===== Dataset records
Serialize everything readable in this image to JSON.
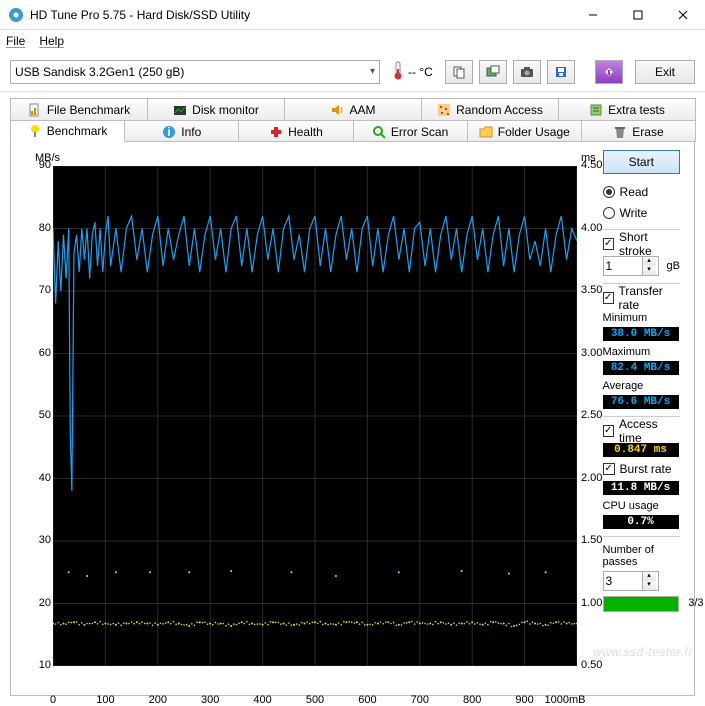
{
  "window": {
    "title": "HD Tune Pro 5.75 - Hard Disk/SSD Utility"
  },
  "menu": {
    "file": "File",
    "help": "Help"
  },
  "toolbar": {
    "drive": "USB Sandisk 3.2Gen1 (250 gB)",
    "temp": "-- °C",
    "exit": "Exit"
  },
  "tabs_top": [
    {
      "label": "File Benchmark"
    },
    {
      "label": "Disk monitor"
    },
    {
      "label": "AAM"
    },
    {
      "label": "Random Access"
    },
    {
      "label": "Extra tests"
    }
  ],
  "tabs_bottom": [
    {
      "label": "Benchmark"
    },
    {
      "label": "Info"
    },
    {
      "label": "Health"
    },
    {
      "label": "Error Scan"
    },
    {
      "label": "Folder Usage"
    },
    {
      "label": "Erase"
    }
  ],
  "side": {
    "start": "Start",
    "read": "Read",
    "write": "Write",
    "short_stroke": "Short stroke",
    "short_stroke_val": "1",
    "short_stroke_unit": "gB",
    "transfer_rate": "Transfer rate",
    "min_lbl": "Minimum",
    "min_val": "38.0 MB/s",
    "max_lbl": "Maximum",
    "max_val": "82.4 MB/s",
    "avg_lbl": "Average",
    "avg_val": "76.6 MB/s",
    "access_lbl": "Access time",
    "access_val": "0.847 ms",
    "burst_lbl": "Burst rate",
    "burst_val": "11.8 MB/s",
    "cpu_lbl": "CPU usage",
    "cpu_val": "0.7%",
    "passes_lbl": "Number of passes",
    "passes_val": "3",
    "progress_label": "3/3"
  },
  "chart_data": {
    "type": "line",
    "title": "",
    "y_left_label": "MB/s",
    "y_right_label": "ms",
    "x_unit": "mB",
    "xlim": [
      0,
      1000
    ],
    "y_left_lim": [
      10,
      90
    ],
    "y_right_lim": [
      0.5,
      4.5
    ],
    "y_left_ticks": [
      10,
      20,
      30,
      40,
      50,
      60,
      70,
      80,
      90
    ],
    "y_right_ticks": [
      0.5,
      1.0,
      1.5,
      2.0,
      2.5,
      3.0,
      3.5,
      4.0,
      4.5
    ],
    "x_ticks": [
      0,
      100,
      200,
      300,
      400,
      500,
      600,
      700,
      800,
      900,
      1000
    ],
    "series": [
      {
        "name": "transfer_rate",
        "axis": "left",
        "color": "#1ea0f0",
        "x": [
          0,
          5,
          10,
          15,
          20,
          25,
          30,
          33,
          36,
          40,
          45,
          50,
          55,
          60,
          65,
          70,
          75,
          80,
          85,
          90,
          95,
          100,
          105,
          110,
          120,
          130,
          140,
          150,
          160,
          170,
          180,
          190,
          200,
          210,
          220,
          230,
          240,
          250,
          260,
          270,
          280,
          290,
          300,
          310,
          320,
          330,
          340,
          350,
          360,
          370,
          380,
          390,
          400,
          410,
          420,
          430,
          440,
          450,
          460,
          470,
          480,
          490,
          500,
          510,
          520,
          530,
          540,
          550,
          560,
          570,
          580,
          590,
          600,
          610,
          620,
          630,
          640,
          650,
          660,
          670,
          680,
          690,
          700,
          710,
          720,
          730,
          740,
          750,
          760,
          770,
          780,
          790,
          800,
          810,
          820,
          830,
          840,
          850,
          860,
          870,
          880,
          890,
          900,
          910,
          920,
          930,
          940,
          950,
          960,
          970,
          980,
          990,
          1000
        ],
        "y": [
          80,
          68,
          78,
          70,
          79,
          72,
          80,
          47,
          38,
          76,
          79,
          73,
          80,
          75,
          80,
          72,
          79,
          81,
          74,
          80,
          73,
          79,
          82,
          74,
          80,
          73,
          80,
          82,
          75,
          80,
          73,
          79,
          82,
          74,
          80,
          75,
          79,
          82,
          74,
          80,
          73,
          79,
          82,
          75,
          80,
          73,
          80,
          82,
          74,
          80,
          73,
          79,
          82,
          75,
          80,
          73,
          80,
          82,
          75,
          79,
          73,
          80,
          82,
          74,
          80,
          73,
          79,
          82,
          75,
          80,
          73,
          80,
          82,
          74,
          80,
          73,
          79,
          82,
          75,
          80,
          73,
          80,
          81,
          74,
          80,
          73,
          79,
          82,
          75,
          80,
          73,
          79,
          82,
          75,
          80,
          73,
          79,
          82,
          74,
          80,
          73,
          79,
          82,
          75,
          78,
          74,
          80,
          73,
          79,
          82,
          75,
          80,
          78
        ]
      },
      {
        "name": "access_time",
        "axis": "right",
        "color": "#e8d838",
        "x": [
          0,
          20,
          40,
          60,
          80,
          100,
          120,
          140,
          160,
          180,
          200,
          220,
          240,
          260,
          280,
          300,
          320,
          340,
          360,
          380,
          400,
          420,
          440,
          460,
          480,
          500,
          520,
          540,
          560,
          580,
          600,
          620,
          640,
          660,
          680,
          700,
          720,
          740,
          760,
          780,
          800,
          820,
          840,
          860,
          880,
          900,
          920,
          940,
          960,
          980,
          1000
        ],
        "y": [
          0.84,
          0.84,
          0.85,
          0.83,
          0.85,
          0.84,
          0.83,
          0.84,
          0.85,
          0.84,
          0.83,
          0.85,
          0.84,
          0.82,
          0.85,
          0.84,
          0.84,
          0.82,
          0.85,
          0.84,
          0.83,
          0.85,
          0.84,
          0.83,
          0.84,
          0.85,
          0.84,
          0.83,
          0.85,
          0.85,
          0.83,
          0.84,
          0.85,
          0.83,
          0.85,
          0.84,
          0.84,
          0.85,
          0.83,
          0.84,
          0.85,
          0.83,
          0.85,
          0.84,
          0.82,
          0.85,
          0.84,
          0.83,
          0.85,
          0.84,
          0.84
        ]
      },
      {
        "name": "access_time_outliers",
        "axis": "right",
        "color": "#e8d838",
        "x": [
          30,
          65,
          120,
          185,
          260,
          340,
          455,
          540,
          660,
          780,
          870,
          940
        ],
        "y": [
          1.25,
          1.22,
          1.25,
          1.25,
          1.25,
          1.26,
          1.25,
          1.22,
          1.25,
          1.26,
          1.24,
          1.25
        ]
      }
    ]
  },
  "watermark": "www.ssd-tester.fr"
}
==========
===== Dataset records
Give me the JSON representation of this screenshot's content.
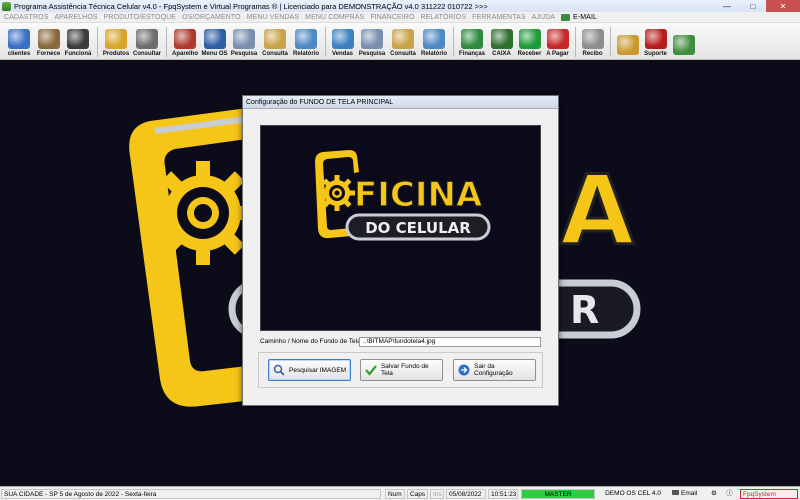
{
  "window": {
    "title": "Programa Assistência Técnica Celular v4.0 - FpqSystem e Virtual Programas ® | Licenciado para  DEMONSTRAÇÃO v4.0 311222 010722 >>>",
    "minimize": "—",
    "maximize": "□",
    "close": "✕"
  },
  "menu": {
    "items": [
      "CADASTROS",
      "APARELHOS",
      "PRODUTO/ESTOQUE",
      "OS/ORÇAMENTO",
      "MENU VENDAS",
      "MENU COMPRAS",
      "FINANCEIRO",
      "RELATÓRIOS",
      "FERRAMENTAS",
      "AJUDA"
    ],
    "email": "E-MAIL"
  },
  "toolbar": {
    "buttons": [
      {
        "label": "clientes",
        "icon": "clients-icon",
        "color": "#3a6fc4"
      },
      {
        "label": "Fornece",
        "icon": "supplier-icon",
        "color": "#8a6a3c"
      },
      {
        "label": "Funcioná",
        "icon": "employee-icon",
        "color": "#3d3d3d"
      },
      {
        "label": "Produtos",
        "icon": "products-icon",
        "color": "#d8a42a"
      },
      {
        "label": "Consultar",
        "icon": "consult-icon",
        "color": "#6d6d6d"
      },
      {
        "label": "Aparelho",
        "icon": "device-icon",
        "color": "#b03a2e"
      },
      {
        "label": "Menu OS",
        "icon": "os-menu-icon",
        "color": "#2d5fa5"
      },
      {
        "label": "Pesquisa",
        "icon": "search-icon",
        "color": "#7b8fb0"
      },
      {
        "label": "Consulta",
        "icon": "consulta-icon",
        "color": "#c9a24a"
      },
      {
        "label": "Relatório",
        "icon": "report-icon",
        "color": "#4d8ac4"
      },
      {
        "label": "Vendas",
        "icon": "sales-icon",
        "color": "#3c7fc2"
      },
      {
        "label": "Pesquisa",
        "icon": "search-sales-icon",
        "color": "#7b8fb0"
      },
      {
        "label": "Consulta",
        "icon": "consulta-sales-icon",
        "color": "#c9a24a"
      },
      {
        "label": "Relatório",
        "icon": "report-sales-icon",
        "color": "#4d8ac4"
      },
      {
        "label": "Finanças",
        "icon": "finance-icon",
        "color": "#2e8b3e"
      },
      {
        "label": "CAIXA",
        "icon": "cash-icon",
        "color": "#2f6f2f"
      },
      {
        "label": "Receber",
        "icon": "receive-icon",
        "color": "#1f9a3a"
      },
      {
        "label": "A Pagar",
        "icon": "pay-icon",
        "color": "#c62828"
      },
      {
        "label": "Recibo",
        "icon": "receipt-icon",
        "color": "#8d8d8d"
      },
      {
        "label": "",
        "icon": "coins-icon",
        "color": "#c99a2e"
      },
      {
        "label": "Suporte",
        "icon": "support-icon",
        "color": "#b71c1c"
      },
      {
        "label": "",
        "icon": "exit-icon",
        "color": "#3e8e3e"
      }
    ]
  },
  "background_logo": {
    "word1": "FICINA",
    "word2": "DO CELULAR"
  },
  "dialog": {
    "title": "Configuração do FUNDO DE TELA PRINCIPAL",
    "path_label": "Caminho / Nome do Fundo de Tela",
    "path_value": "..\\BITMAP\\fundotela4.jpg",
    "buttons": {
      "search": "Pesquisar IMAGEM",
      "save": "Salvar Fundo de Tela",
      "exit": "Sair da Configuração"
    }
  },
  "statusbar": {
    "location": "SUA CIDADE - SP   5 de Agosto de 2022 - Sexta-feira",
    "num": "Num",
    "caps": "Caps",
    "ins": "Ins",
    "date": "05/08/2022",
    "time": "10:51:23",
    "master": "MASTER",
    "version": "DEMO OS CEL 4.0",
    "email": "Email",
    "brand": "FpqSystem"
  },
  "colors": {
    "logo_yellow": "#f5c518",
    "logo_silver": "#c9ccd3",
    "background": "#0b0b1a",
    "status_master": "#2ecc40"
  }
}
==========
===== Dataset records
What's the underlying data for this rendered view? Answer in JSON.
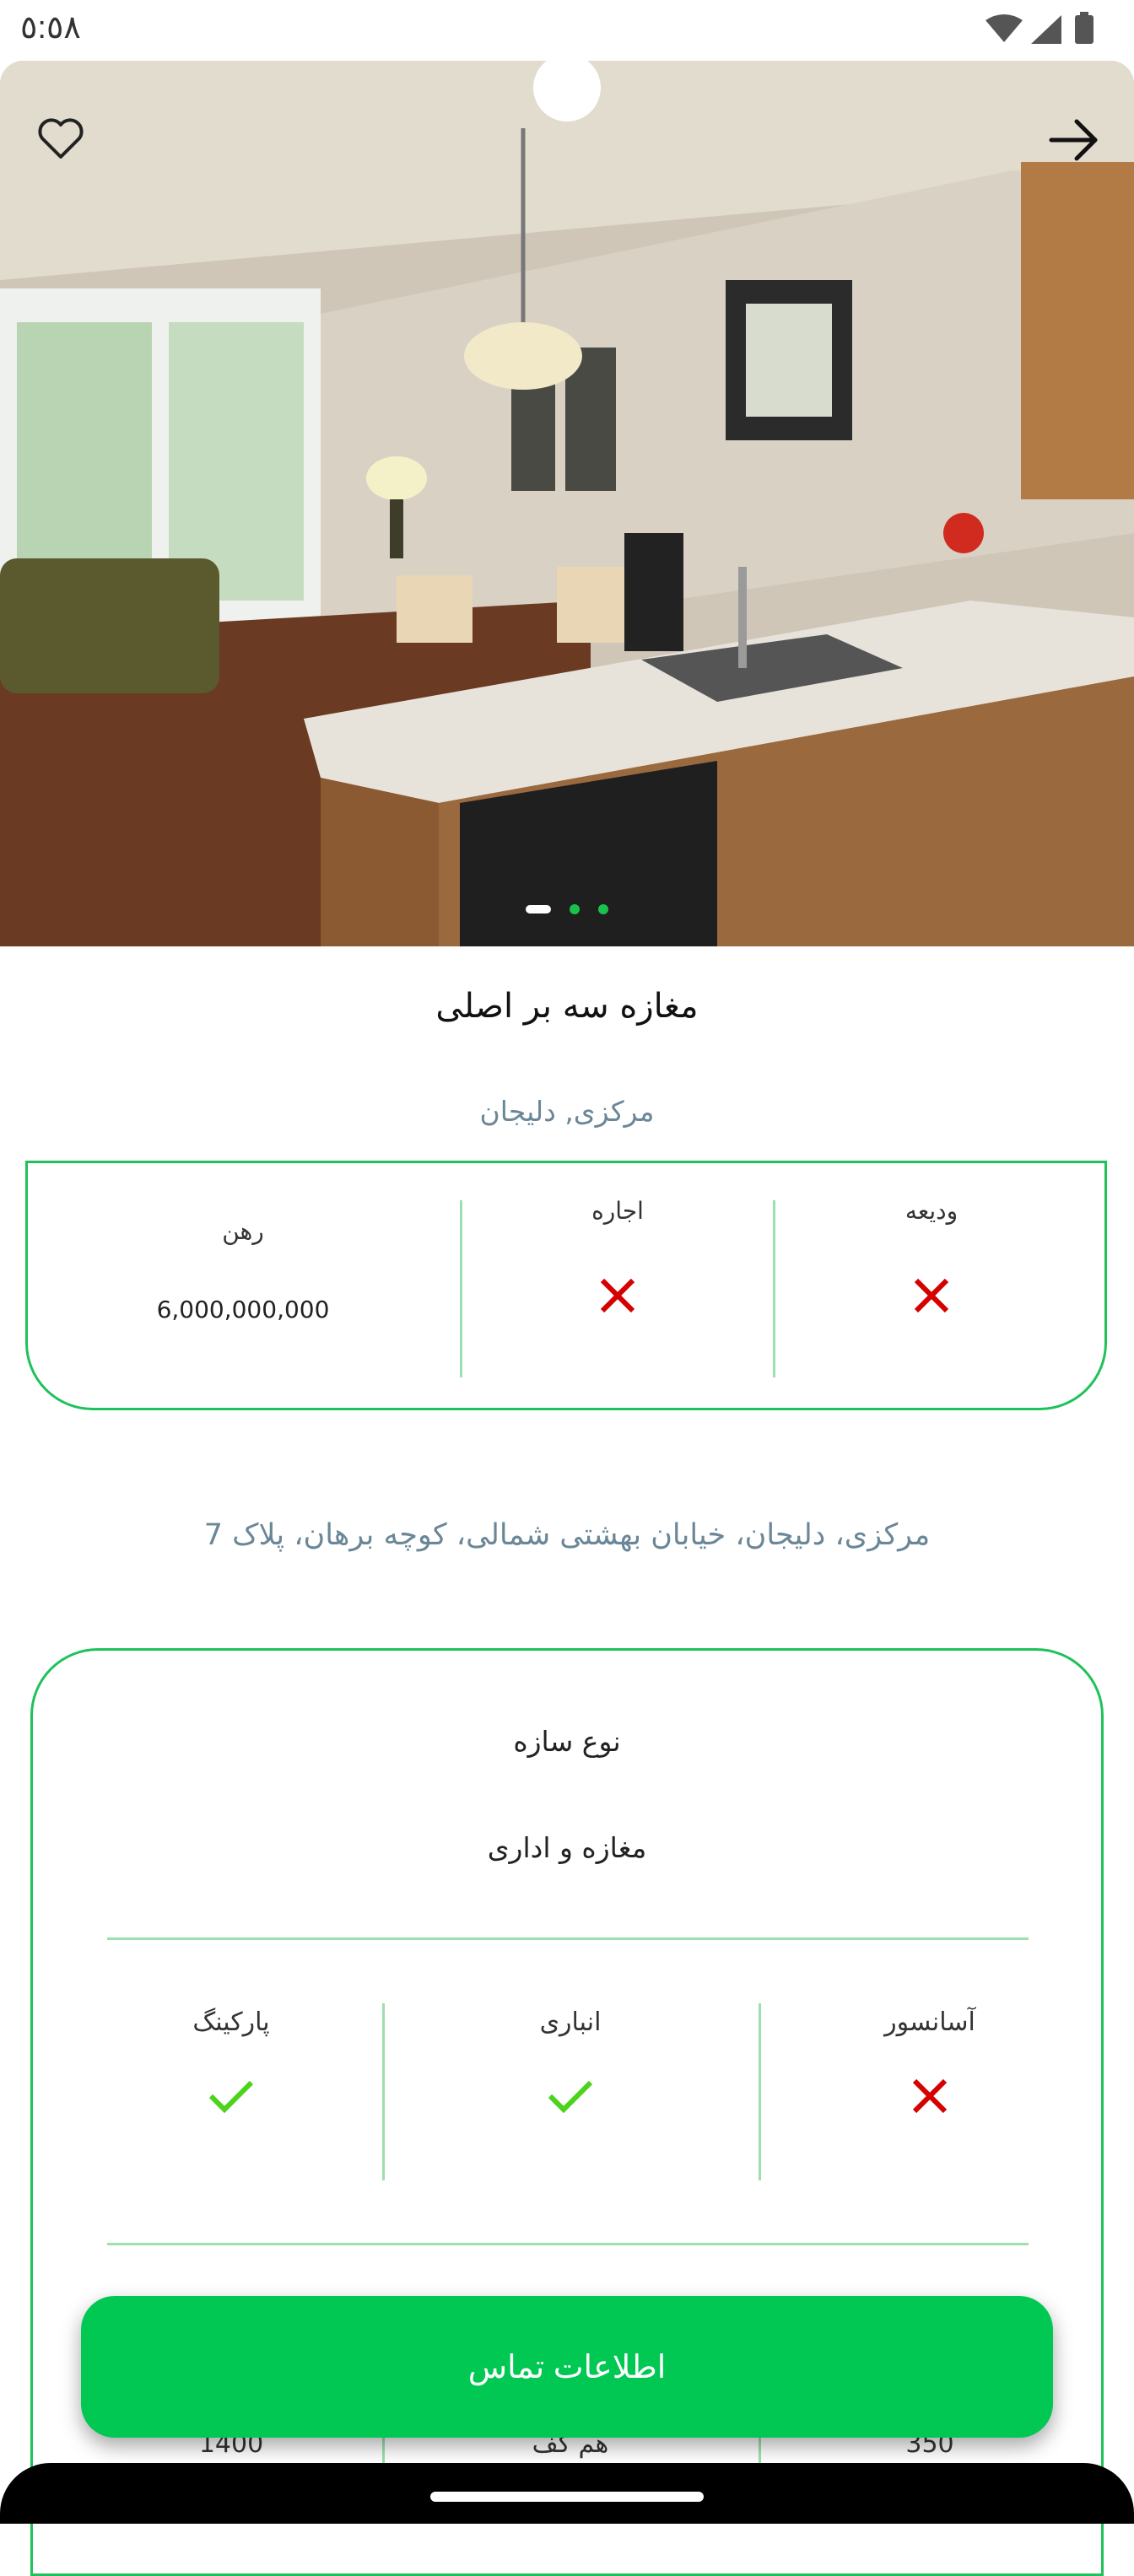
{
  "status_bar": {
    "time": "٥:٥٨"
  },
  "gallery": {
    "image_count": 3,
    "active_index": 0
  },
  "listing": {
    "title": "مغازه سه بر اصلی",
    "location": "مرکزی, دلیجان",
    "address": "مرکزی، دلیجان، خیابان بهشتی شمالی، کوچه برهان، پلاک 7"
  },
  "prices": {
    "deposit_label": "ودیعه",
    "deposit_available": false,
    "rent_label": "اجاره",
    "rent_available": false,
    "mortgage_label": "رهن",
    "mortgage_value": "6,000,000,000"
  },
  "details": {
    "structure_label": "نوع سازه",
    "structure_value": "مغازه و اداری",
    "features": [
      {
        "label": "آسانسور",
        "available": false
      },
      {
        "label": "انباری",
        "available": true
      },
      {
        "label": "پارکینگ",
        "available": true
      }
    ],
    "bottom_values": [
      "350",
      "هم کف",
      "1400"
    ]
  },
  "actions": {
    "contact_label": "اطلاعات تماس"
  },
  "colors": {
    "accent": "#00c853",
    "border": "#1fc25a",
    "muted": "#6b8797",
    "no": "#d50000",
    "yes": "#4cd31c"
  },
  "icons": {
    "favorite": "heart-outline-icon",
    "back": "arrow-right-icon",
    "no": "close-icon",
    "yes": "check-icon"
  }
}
==========
= Problem statement =
Show each line in the entries that holds the string "name".

= Response below =
        "name": "transfer_rate",
        "name": "access_time",
        "name": "access_time_outliers",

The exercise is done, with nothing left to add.